Stored records:
......

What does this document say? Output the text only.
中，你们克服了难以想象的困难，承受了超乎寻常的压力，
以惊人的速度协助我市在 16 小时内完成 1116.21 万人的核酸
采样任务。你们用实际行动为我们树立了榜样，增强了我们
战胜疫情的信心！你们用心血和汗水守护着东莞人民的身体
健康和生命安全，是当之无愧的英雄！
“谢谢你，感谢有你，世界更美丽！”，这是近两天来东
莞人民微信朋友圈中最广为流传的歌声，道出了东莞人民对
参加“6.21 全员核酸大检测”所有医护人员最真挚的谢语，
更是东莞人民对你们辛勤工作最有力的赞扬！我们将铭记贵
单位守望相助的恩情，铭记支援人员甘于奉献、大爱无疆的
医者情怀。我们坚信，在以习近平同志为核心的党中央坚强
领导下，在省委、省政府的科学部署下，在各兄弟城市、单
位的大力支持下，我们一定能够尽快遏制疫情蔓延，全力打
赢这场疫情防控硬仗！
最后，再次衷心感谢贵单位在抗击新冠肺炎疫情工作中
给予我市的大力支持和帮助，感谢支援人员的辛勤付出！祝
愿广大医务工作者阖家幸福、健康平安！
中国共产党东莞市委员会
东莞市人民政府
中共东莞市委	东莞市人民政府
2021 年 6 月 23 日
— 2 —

......

Extract all of the data shown above without alteration.

### Written solution:
What does this document say? Output the text only.
中，你们克服了难以想象的困难，承受了超乎寻常的压力，
以惊人的速度协助我市在 16 小时内完成 1116.21 万人的核酸
采样任务。你们用实际行动为我们树立了榜样，增强了我们
战胜疫情的信心！你们用心血和汗水守护着东莞人民的身体
健康和生命安全，是当之无愧的英雄！
“谢谢你，感谢有你，世界更美丽！”，这是近两天来东
莞人民微信朋友圈中最广为流传的歌声，道出了东莞人民对
参加“6.21 全员核酸大检测”所有医护人员最真挚的谢语，
更是东莞人民对你们辛勤工作最有力的赞扬！我们将铭记贵
单位守望相助的恩情，铭记支援人员甘于奉献、大爱无疆的
医者情怀。我们坚信，在以习近平同志为核心的党中央坚强
领导下，在省委、省政府的科学部署下，在各兄弟城市、单
位的大力支持下，我们一定能够尽快遏制疫情蔓延，全力打
赢这场疫情防控硬仗！
最后，再次衷心感谢贵单位在抗击新冠肺炎疫情工作中
给予我市的大力支持和帮助，感谢支援人员的辛勤付出！祝
愿广大医务工作者阖家幸福、健康平安！
中国共产党东莞市委员会
东莞市人民政府
中共东莞市委	东莞市人民政府
2021 年 6 月 23 日
— 2 —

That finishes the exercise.